TASK DETAILS = Copy out all lines where "each" appears.

** begin EXTRACTED INFORMATION **

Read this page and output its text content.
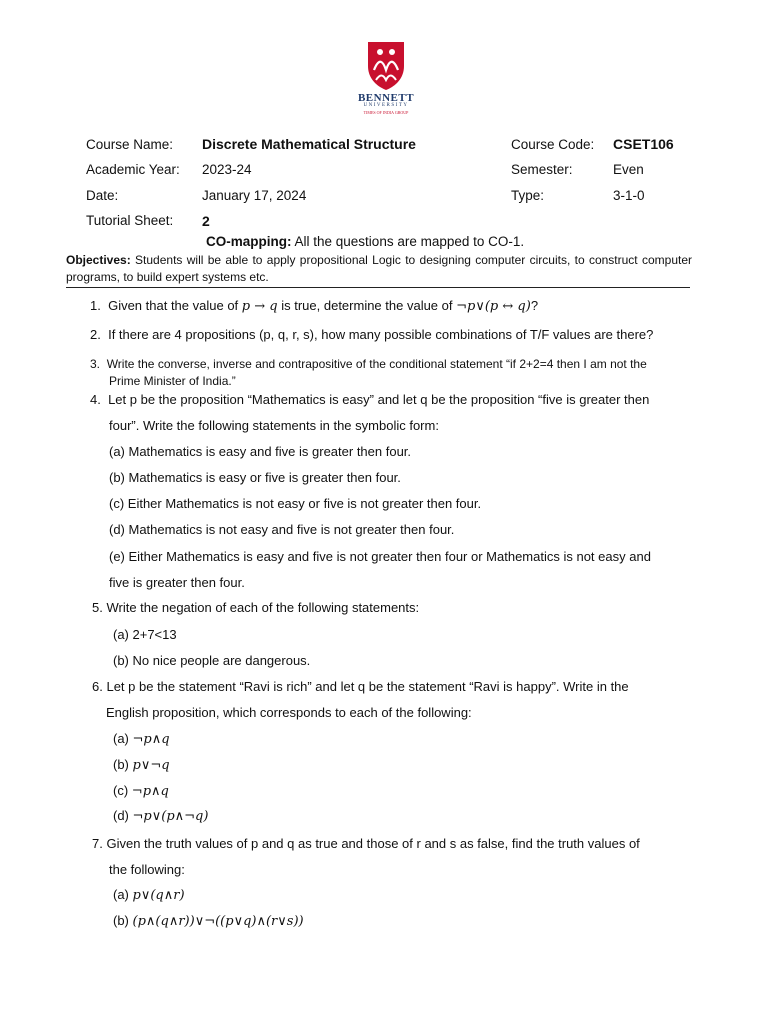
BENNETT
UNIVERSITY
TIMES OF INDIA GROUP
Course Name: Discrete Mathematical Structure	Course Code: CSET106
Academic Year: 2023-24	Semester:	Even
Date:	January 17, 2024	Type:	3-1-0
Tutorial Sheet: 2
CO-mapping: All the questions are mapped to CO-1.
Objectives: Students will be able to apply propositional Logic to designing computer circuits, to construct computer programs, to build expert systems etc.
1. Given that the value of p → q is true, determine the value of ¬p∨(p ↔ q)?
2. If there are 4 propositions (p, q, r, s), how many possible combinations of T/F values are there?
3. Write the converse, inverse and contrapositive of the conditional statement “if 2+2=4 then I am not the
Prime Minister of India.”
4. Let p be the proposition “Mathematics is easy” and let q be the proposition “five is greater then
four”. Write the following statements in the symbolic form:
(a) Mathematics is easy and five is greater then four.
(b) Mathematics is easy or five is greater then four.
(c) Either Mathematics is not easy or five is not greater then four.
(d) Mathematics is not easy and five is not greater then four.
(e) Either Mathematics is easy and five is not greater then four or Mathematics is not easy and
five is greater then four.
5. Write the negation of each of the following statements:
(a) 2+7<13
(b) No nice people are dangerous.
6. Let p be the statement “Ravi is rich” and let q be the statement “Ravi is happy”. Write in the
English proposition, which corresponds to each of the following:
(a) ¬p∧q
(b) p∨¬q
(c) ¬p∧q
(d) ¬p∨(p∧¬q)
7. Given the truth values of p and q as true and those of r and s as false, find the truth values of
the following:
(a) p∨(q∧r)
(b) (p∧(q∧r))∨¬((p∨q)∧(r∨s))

** end EXTRACTED INFORMATION **
** begin EXTRACTED INFORMATION **

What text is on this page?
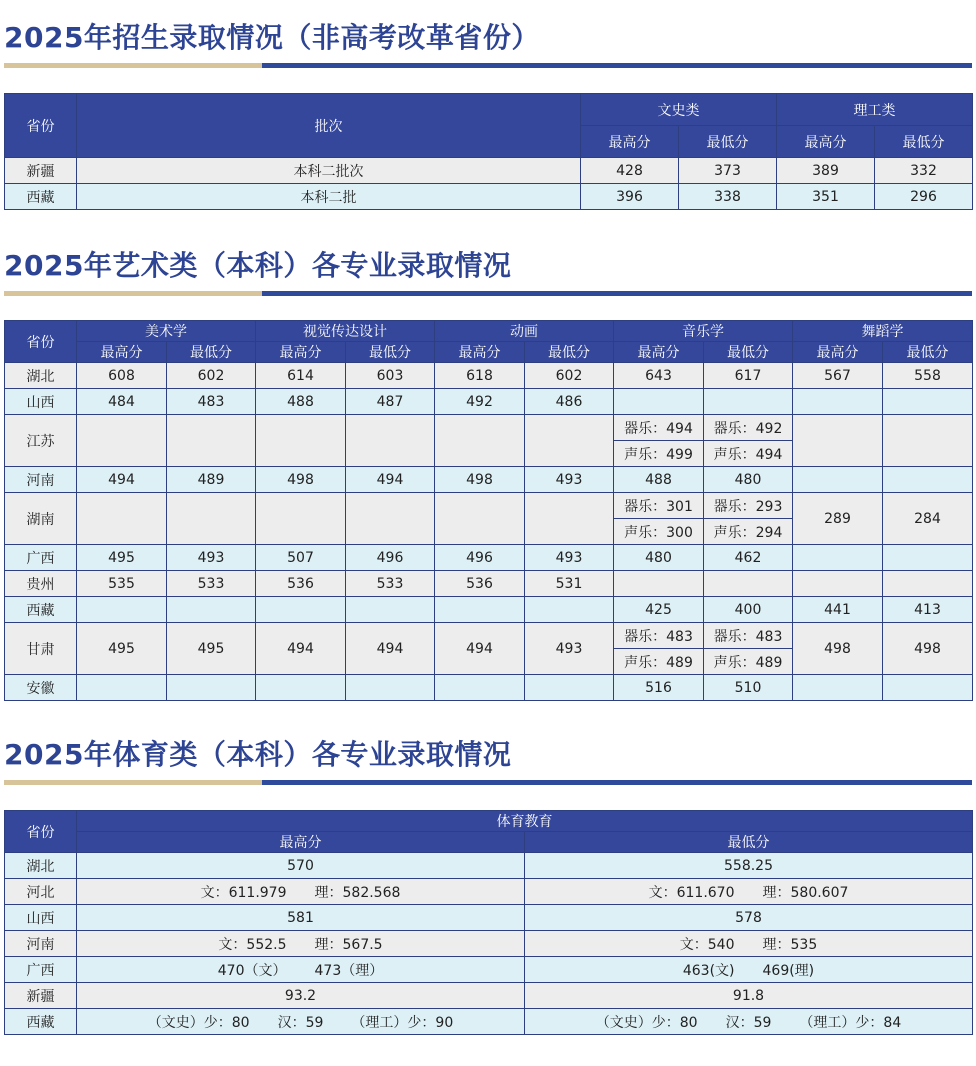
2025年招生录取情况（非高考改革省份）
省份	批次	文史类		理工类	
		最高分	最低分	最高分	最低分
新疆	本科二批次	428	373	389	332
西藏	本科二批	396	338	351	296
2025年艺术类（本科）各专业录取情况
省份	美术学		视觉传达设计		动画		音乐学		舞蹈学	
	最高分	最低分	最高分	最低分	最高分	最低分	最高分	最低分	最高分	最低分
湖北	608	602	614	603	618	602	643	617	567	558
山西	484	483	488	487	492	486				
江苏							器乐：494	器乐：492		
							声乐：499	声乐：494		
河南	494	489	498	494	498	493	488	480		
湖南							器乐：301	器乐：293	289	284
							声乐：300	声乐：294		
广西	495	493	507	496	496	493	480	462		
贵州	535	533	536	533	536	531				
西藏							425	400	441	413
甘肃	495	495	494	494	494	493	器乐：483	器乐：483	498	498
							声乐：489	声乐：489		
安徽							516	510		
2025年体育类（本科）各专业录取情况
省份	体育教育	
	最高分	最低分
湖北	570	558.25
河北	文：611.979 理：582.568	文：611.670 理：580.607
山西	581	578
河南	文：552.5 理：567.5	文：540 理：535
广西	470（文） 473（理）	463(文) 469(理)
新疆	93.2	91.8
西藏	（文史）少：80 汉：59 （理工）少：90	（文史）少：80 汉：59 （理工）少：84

** end EXTRACTED INFORMATION **

FULL ANSWER =
5. Write the negation of each of the following statements:
English proposition, which corresponds to each of the following:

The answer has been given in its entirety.